TASK DIRECTIONS: What follows is a set of records; restate each one word for word and drop the pictures.

DATA SHOWN:
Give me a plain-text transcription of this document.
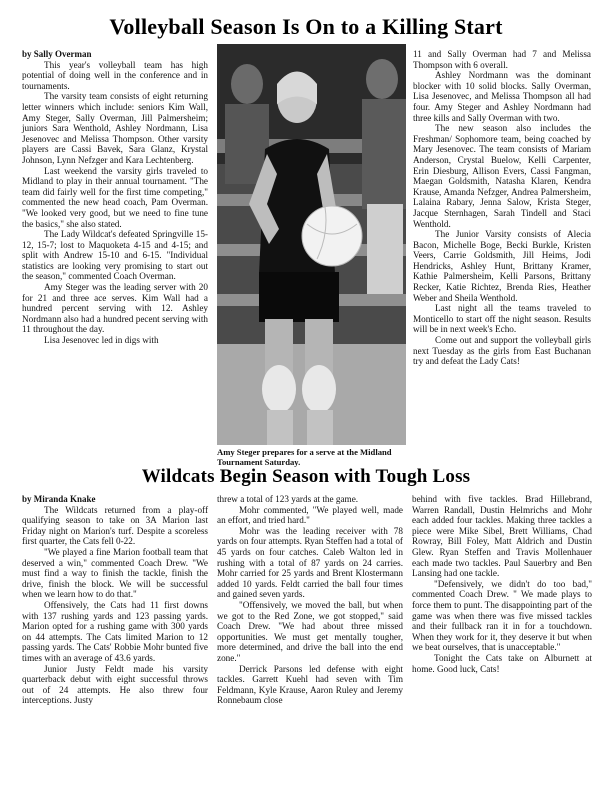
Volleyball Season Is On to a Killing Start
by Sally Overman

This year's volleyball team has high potential of doing well in the conference and in tournaments.

The varsity team consists of eight returning letter winners which include: seniors Kim Wall, Amy Steger, Sally Overman, Jill Palmersheim; juniors Sara Wenthold, Ashley Nordmann, Lisa Jesenovec and Melissa Thompson. Other varsity players are Cassi Bavek, Sara Glanz, Krystal Johnson, Lynn Nefzger and Kara Lechtenberg.

Last weekend the varsity girls traveled to Midland to play in their annual tournament. "The team did fairly well for the first time competing," commented the new head coach, Pam Overman. "We looked very good, but we need to fine tune the basics," she also stated.

The Lady Wildcat's defeated Springville 15-12, 15-7; lost to Maquoketa 4-15 and 4-15; and split with Andrew 15-10 and 6-15. "Individual statistics are looking very promising to start out the season," commented Coach Overman.

Amy Steger was the leading server with 20 for 21 and three ace serves. Kim Wall had a hundred percent serving with 12. Ashley Nordmann also had a hundred pecent serving with 11 throughout the day.

Lisa Jesenovec led in digs with

Amy Steger prepares for a serve at the Midland Tournament Saturday.

11 and Sally Overman had 7 and Melissa Thompson with 6 overall.

Ashley Nordmann was the dominant blocker with 10 solid blocks. Sally Overman, Lisa Jesenovec, and Melissa Thompson all had four. Amy Steger and Ashley Nordmann had three kills and Sally Overman with two.

The new season also includes the Freshman/ Sophomore team, being coached by Mary Jesenovec. The team consists of Mariam Anderson, Crystal Buelow, Kelli Carpenter, Erin Diesburg, Allison Evers, Cassi Fangman, Maegan Goldsmith, Natasha Klaren, Kendra Krause, Amanda Nefzger, Andrea Palmersheim, Lalaina Rabary, Jenna Salow, Krista Steger, Jacque Sternhagen, Sarah Tindell and Staci Wenthold.

The Junior Varsity consists of Alecia Bacon, Michelle Boge, Becki Burkle, Kristen Veers, Carrie Goldsmith, Jill Heims, Jodi Hendricks, Ashley Hunt, Brittany Kramer, Kathie Palmersheim, Kelli Parsons, Brittany Recker, Katie Richtez, Brenda Ries, Heather Weber and Sheila Wenthold.

Last night all the teams traveled to Monticello to start off the night season. Results will be in next week's Echo.

Come out and support the volleyball girls next Tuesday as the girls from East Buchanan try and defeat the Lady Cats!

Wildcats Begin Season with Tough Loss
by Miranda Knake

The Wildcats returned from a play-off qualifying season to take on 3A Marion last Friday night on Marion's turf. Despite a scoreless first quarter, the Cats fell 0-22.

"We played a fine Marion football team that deserved a win," commented Coach Drew. "We must find a way to finish the tackle, finish the drive, finish the block. We will be successful when we learn how to do that."

Offensively, the Cats had 11 first downs with 137 rushing yards and 123 passing yards. Marion opted for a rushing game with 300 yards on 44 attempts. The Cats limited Marion to 12 passing yards. The Cats' Robbie Mohr bunted five times with an average of 43.6 yards.

Junior Justy Feldt made his varsity quarterback debut with eight successful throws out of 24 attempts. He also threw four interceptions. Justy

threw a total of 123 yards at the game.

Mohr commented, "We played well, made an effort, and tried hard."

Mohr was the leading receiver with 78 yards on four attempts. Ryan Steffen had a total of 45 yards on four catches. Caleb Walton led in rushing with a total of 87 yards on 24 carries. Mohr carried for 25 yards and Brent Klostermann added 10 yards. Feldt carried the ball four times and gained seven yards.

"Offensively, we moved the ball, but when we got to the Red Zone, we got stopped," said Coach Drew. "We had about three missed opportunities. We must get mentally tougher, more determined, and drive the ball into the end zone."

Derrick Parsons led defense with eight tackles. Garrett Kuehl had seven with Tim Feldmann, Kyle Krause, Aaron Ruley and Jeremy Ronnebaum close

behind with five tackles. Brad Hillebrand, Warren Randall, Dustin Helmrichs and Mohr each added four tackles. Making three tackles a piece were Mike Sibel, Brett Williams, Chad Rowray, Bill Foley, Matt Aldrich and Dustin Glew. Ryan Steffen and Travis Mollenhauer each made two tackles. Paul Sauerbry and Ben Lansing had one tackle.

"Defensively, we didn't do too bad," commented Coach Drew. " We made plays to force them to punt. The disappointing part of the game was when there was five missed tackles and their fullback ran it in for a touchdown. When they work for it, they deserve it but when we beat ourselves, that is unacceptable."

Tonight the Cats take on Alburnett at home. Good luck, Cats!
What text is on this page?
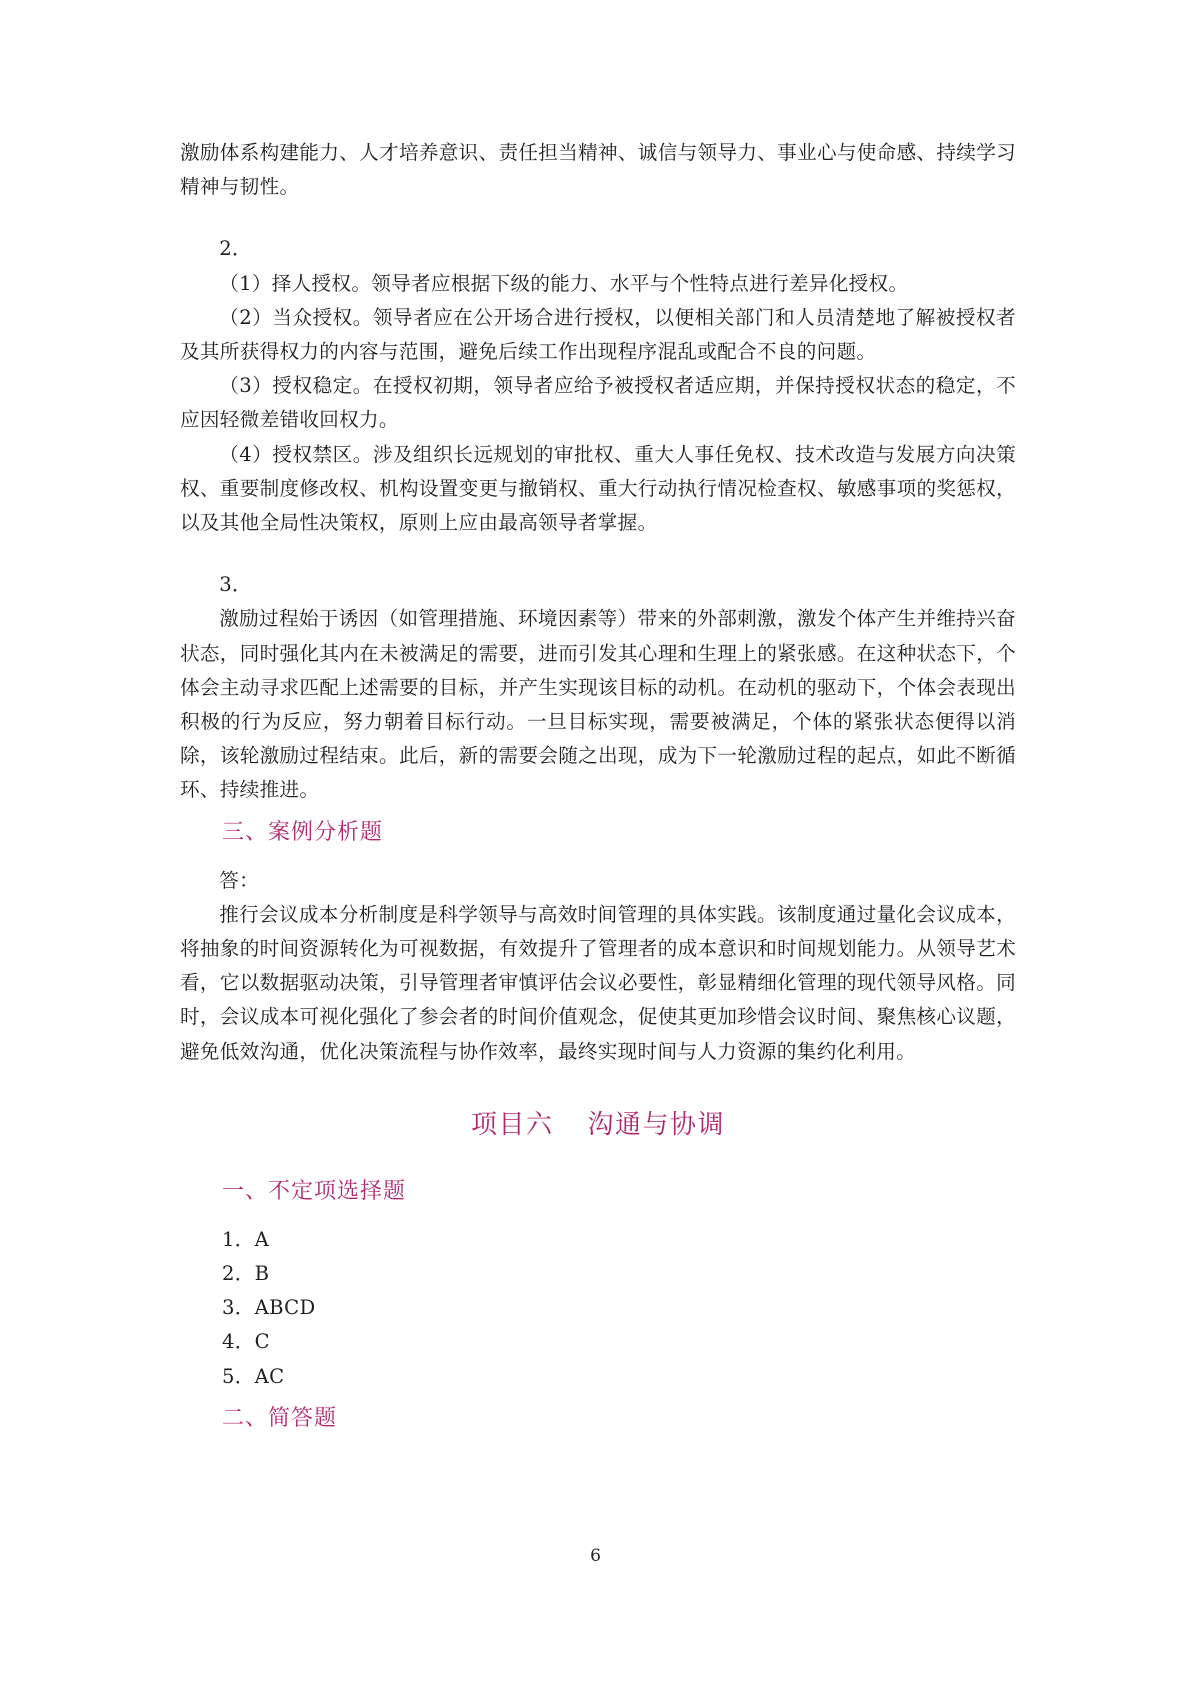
激励体系构建能力、人才培养意识、责任担当精神、诚信与领导力、事业心与使命感、持续学习精神与韧性。

2．

（1）择人授权。领导者应根据下级的能力、水平与个性特点进行差异化授权。

（2）当众授权。领导者应在公开场合进行授权，以便相关部门和人员清楚地了解被授权者及其所获得权力的内容与范围，避免后续工作出现程序混乱或配合不良的问题。

（3）授权稳定。在授权初期，领导者应给予被授权者适应期，并保持授权状态的稳定，不应因轻微差错收回权力。

（4）授权禁区。涉及组织长远规划的审批权、重大人事任免权、技术改造与发展方向决策权、重要制度修改权、机构设置变更与撤销权、重大行动执行情况检查权、敏感事项的奖惩权，以及其他全局性决策权，原则上应由最高领导者掌握。

3．

激励过程始于诱因（如管理措施、环境因素等）带来的外部刺激，激发个体产生并维持兴奋状态，同时强化其内在未被满足的需要，进而引发其心理和生理上的紧张感。在这种状态下，个体会主动寻求匹配上述需要的目标，并产生实现该目标的动机。在动机的驱动下，个体会表现出积极的行为反应，努力朝着目标行动。一旦目标实现，需要被满足，个体的紧张状态便得以消除，该轮激励过程结束。此后，新的需要会随之出现，成为下一轮激励过程的起点，如此不断循环、持续推进。

三、案例分析题

答：

推行会议成本分析制度是科学领导与高效时间管理的具体实践。该制度通过量化会议成本，将抽象的时间资源转化为可视数据，有效提升了管理者的成本意识和时间规划能力。从领导艺术看，它以数据驱动决策，引导管理者审慎评估会议必要性，彰显精细化管理的现代领导风格。同时，会议成本可视化强化了参会者的时间价值观念，促使其更加珍惜会议时间、聚焦核心议题，避免低效沟通，优化决策流程与协作效率，最终实现时间与人力资源的集约化利用。

项目六 沟通与协调
一、不定项选择题

1．A

2．B

3．ABCD

4．C

5．AC

二、简答题
6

EXPECTED OUTPUT:
Give me a plain-text transcription of this document.
Volleyball Season Is On to a Killing Start
by Sally Overman

This year's volleyball team has high potential of doing well in the conference and in tournaments.

The varsity team consists of eight returning letter winners which include: seniors Kim Wall, Amy Steger, Sally Overman, Jill Palmersheim; juniors Sara Wenthold, Ashley Nordmann, Lisa Jesenovec and Melissa Thompson. Other varsity players are Cassi Bavek, Sara Glanz, Krystal Johnson, Lynn Nefzger and Kara Lechtenberg.

Last weekend the varsity girls traveled to Midland to play in their annual tournament. "The team did fairly well for the first time competing," commented the new head coach, Pam Overman. "We looked very good, but we need to fine tune the basics," she also stated.

The Lady Wildcat's defeated Springville 15-12, 15-7; lost to Maquoketa 4-15 and 4-15; and split with Andrew 15-10 and 6-15. "Individual statistics are looking very promising to start out the season," commented Coach Overman.

Amy Steger was the leading server with 20 for 21 and three ace serves. Kim Wall had a hundred percent serving with 12. Ashley Nordmann also had a hundred pecent serving with 11 throughout the day.

Lisa Jesenovec led in digs with

Amy Steger prepares for a serve at the Midland Tournament Saturday.

11 and Sally Overman had 7 and Melissa Thompson with 6 overall.

Ashley Nordmann was the dominant blocker with 10 solid blocks. Sally Overman, Lisa Jesenovec, and Melissa Thompson all had four. Amy Steger and Ashley Nordmann had three kills and Sally Overman with two.

The new season also includes the Freshman/ Sophomore team, being coached by Mary Jesenovec. The team consists of Mariam Anderson, Crystal Buelow, Kelli Carpenter, Erin Diesburg, Allison Evers, Cassi Fangman, Maegan Goldsmith, Natasha Klaren, Kendra Krause, Amanda Nefzger, Andrea Palmersheim, Lalaina Rabary, Jenna Salow, Krista Steger, Jacque Sternhagen, Sarah Tindell and Staci Wenthold.

The Junior Varsity consists of Alecia Bacon, Michelle Boge, Becki Burkle, Kristen Veers, Carrie Goldsmith, Jill Heims, Jodi Hendricks, Ashley Hunt, Brittany Kramer, Kathie Palmersheim, Kelli Parsons, Brittany Recker, Katie Richtez, Brenda Ries, Heather Weber and Sheila Wenthold.

Last night all the teams traveled to Monticello to start off the night season. Results will be in next week's Echo.

Come out and support the volleyball girls next Tuesday as the girls from East Buchanan try and defeat the Lady Cats!

Wildcats Begin Season with Tough Loss
by Miranda Knake

The Wildcats returned from a play-off qualifying season to take on 3A Marion last Friday night on Marion's turf. Despite a scoreless first quarter, the Cats fell 0-22.

"We played a fine Marion football team that deserved a win," commented Coach Drew. "We must find a way to finish the tackle, finish the drive, finish the block. We will be successful when we learn how to do that."

Offensively, the Cats had 11 first downs with 137 rushing yards and 123 passing yards. Marion opted for a rushing game with 300 yards on 44 attempts. The Cats limited Marion to 12 passing yards. The Cats' Robbie Mohr bunted five times with an average of 43.6 yards.

Junior Justy Feldt made his varsity quarterback debut with eight successful throws out of 24 attempts. He also threw four interceptions. Justy

threw a total of 123 yards at the game.

Mohr commented, "We played well, made an effort, and tried hard."

Mohr was the leading receiver with 78 yards on four attempts. Ryan Steffen had a total of 45 yards on four catches. Caleb Walton led in rushing with a total of 87 yards on 24 carries. Mohr carried for 25 yards and Brent Klostermann added 10 yards. Feldt carried the ball four times and gained seven yards.

"Offensively, we moved the ball, but when we got to the Red Zone, we got stopped," said Coach Drew. "We had about three missed opportunities. We must get mentally tougher, more determined, and drive the ball into the end zone."

Derrick Parsons led defense with eight tackles. Garrett Kuehl had seven with Tim Feldmann, Kyle Krause, Aaron Ruley and Jeremy Ronnebaum close

behind with five tackles. Brad Hillebrand, Warren Randall, Dustin Helmrichs and Mohr each added four tackles. Making three tackles a piece were Mike Sibel, Brett Williams, Chad Rowray, Bill Foley, Matt Aldrich and Dustin Glew. Ryan Steffen and Travis Mollenhauer each made two tackles. Paul Sauerbry and Ben Lansing had one tackle.

"Defensively, we didn't do too bad," commented Coach Drew. " We made plays to force them to punt. The disappointing part of the game was when there was five missed tackles and their fullback ran it in for a touchdown. When they work for it, they deserve it but when we beat ourselves, that is unacceptable."

Tonight the Cats take on Alburnett at home. Good luck, Cats!
What text is on this page?
激励体系构建能力、人才培养意识、责任担当精神、诚信与领导力、事业心与使命感、持续学习精神与韧性。

2．

（1）择人授权。领导者应根据下级的能力、水平与个性特点进行差异化授权。

（2）当众授权。领导者应在公开场合进行授权，以便相关部门和人员清楚地了解被授权者及其所获得权力的内容与范围，避免后续工作出现程序混乱或配合不良的问题。

（3）授权稳定。在授权初期，领导者应给予被授权者适应期，并保持授权状态的稳定，不应因轻微差错收回权力。

（4）授权禁区。涉及组织长远规划的审批权、重大人事任免权、技术改造与发展方向决策权、重要制度修改权、机构设置变更与撤销权、重大行动执行情况检查权、敏感事项的奖惩权，以及其他全局性决策权，原则上应由最高领导者掌握。

3．

激励过程始于诱因（如管理措施、环境因素等）带来的外部刺激，激发个体产生并维持兴奋状态，同时强化其内在未被满足的需要，进而引发其心理和生理上的紧张感。在这种状态下，个体会主动寻求匹配上述需要的目标，并产生实现该目标的动机。在动机的驱动下，个体会表现出积极的行为反应，努力朝着目标行动。一旦目标实现，需要被满足，个体的紧张状态便得以消除，该轮激励过程结束。此后，新的需要会随之出现，成为下一轮激励过程的起点，如此不断循环、持续推进。

三、案例分析题

答：

推行会议成本分析制度是科学领导与高效时间管理的具体实践。该制度通过量化会议成本，将抽象的时间资源转化为可视数据，有效提升了管理者的成本意识和时间规划能力。从领导艺术看，它以数据驱动决策，引导管理者审慎评估会议必要性，彰显精细化管理的现代领导风格。同时，会议成本可视化强化了参会者的时间价值观念，促使其更加珍惜会议时间、聚焦核心议题，避免低效沟通，优化决策流程与协作效率，最终实现时间与人力资源的集约化利用。

项目六 沟通与协调
一、不定项选择题

1．A

2．B

3．ABCD

4．C

5．AC

二、简答题
6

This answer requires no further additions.